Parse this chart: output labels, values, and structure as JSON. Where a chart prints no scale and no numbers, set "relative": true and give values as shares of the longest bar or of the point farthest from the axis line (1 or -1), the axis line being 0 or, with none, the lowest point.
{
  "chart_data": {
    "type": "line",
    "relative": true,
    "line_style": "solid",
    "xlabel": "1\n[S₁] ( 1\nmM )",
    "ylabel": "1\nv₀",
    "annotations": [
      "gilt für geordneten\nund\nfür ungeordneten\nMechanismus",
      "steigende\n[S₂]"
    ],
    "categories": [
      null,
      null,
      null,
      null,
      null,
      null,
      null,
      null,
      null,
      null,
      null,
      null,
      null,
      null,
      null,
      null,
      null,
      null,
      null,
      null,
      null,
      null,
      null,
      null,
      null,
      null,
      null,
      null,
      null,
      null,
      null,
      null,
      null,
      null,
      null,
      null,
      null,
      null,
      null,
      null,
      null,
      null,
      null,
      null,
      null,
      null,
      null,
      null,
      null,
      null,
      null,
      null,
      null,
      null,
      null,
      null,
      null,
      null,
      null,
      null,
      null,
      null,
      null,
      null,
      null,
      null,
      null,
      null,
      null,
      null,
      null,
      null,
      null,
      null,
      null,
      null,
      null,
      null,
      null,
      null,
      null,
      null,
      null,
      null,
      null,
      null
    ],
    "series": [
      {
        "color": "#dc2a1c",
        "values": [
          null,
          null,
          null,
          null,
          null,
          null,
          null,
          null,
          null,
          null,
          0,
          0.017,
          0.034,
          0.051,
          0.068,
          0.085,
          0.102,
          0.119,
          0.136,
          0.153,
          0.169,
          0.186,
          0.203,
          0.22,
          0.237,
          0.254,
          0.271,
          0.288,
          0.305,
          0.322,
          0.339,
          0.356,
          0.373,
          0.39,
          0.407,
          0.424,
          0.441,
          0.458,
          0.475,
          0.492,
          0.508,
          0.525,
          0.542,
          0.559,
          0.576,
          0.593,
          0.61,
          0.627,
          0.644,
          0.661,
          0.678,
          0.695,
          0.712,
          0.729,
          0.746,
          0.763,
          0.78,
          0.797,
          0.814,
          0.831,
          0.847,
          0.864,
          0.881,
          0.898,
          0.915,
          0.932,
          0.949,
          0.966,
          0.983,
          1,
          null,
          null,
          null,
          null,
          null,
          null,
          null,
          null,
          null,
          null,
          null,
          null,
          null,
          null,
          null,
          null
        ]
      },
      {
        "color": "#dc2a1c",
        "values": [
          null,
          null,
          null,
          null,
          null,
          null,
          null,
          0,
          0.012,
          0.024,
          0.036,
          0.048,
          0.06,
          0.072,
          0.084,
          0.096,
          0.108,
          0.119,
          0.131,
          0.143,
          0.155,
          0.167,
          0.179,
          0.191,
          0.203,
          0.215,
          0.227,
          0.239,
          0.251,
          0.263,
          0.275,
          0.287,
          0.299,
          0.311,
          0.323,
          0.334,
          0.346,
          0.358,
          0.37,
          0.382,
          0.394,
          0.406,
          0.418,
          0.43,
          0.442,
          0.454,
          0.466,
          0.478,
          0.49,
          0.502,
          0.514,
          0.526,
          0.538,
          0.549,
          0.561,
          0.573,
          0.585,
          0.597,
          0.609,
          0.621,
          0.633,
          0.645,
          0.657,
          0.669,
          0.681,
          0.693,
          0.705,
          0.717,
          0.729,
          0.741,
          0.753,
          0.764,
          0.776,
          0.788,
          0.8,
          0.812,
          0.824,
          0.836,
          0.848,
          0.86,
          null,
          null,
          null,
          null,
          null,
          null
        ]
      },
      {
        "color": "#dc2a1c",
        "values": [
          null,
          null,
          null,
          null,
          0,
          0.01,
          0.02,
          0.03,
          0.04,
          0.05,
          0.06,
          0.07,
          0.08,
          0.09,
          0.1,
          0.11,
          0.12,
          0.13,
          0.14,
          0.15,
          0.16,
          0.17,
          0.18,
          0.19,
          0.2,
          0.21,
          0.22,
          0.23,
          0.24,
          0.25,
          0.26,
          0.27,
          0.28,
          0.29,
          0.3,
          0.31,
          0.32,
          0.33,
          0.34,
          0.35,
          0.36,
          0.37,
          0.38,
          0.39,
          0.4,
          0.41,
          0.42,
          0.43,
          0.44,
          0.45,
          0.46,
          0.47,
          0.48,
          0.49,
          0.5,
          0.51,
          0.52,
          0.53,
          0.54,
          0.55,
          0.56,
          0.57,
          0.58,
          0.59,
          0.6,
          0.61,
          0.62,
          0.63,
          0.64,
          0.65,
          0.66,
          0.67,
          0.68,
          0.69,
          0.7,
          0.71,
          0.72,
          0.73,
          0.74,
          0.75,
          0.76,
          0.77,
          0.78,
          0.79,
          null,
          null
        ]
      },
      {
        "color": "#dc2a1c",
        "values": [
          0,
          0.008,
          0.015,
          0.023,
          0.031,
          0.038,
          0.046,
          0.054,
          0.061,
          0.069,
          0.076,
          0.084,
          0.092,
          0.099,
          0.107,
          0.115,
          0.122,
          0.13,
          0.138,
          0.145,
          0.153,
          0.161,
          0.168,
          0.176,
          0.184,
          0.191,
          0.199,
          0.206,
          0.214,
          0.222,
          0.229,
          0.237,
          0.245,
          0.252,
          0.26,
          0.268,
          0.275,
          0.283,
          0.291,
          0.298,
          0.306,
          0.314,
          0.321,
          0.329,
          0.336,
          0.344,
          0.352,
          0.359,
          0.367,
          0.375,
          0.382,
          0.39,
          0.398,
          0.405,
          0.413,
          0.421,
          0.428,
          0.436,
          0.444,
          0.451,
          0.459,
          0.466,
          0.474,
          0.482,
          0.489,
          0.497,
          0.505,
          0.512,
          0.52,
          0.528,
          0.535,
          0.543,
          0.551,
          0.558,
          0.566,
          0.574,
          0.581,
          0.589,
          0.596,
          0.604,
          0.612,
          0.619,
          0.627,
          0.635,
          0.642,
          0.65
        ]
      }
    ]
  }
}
-=-=-=-=-
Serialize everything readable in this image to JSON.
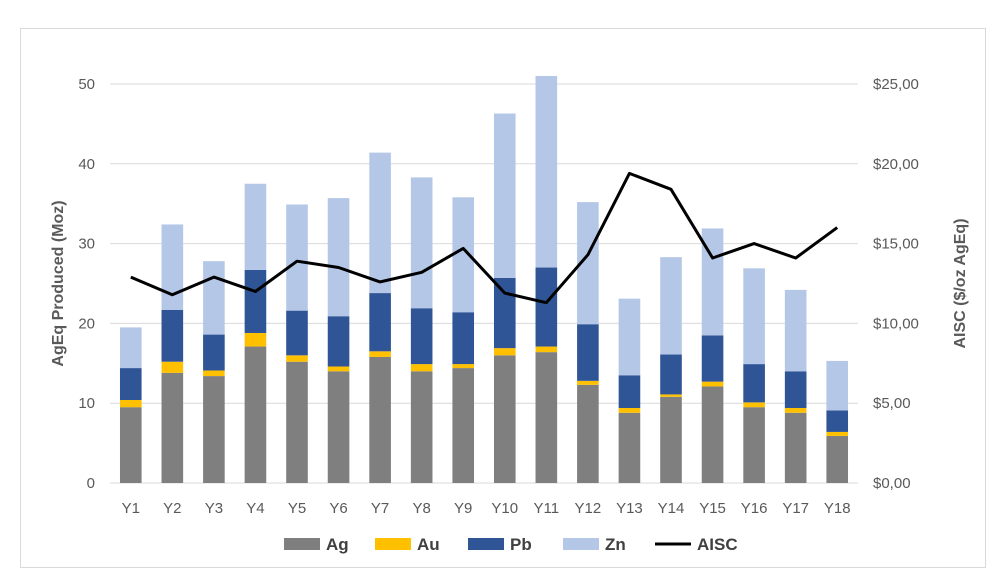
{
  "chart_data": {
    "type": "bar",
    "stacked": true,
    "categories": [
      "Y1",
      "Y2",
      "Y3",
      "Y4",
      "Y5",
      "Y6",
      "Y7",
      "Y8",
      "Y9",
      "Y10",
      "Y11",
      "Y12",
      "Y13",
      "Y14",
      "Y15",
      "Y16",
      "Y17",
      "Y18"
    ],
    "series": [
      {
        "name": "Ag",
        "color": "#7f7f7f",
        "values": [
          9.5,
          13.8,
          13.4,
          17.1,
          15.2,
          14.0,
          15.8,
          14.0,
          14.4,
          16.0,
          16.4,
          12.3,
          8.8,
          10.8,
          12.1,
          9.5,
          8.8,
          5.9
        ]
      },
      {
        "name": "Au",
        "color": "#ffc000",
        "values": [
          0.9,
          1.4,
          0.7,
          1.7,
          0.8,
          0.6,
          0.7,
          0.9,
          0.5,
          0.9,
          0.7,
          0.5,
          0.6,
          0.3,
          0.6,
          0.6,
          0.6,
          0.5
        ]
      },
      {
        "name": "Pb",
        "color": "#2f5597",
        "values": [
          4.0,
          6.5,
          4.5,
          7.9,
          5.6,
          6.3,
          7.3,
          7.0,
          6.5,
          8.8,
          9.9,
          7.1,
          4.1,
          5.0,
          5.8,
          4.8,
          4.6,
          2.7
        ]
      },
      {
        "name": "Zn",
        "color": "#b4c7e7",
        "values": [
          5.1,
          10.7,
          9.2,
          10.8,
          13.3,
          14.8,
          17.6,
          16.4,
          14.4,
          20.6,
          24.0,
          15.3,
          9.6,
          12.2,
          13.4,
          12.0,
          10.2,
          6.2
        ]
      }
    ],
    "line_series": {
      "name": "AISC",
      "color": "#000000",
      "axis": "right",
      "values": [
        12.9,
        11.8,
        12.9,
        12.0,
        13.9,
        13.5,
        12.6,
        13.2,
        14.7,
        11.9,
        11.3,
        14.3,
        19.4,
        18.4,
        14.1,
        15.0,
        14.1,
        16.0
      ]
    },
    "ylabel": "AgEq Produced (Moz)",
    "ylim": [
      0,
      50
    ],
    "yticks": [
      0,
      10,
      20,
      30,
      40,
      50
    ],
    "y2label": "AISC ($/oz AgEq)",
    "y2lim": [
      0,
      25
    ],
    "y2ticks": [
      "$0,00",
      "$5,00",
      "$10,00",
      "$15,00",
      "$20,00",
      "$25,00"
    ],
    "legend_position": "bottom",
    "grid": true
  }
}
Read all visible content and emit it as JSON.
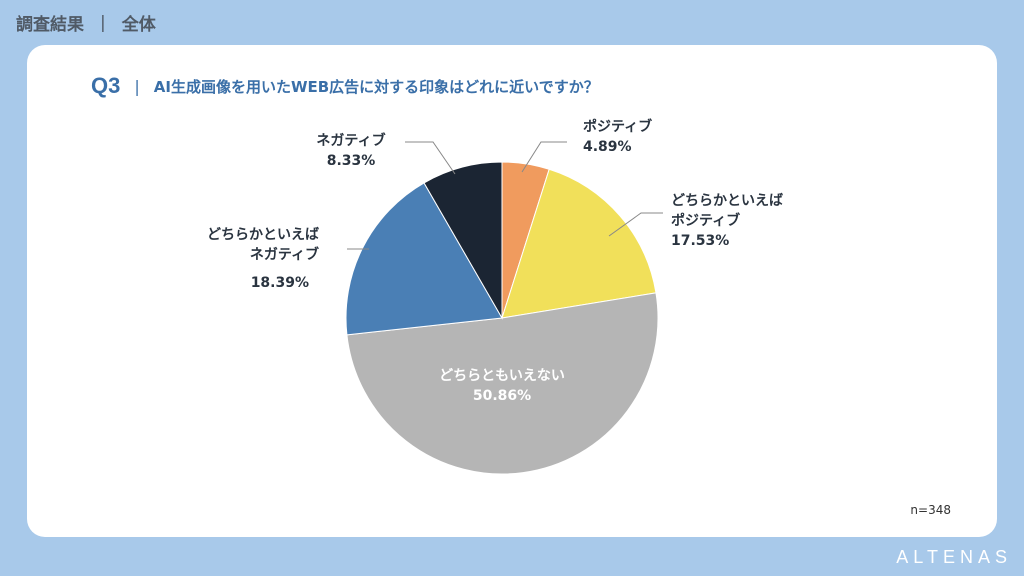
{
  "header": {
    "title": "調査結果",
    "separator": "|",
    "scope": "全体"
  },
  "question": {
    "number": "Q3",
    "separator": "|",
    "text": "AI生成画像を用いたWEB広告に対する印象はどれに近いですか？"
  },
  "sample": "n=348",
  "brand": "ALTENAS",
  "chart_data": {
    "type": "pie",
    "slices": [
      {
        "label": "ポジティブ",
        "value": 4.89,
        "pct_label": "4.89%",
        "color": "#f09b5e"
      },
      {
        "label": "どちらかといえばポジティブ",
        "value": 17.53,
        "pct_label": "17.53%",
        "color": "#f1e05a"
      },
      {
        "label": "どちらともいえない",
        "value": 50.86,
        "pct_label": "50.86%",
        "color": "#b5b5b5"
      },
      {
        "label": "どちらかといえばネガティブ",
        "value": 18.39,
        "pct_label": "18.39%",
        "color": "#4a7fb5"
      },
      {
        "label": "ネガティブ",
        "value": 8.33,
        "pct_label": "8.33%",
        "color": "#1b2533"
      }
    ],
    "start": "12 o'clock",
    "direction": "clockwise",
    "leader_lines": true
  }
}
-=-=-=-=-
What needs to be done: In the records above, locate the lines holding the word "ylabel". Copy each of them.

Response to the exercise:
    "ylabel": "1\nv₀",
    "ylabel": "AgEq Produced (Moz)",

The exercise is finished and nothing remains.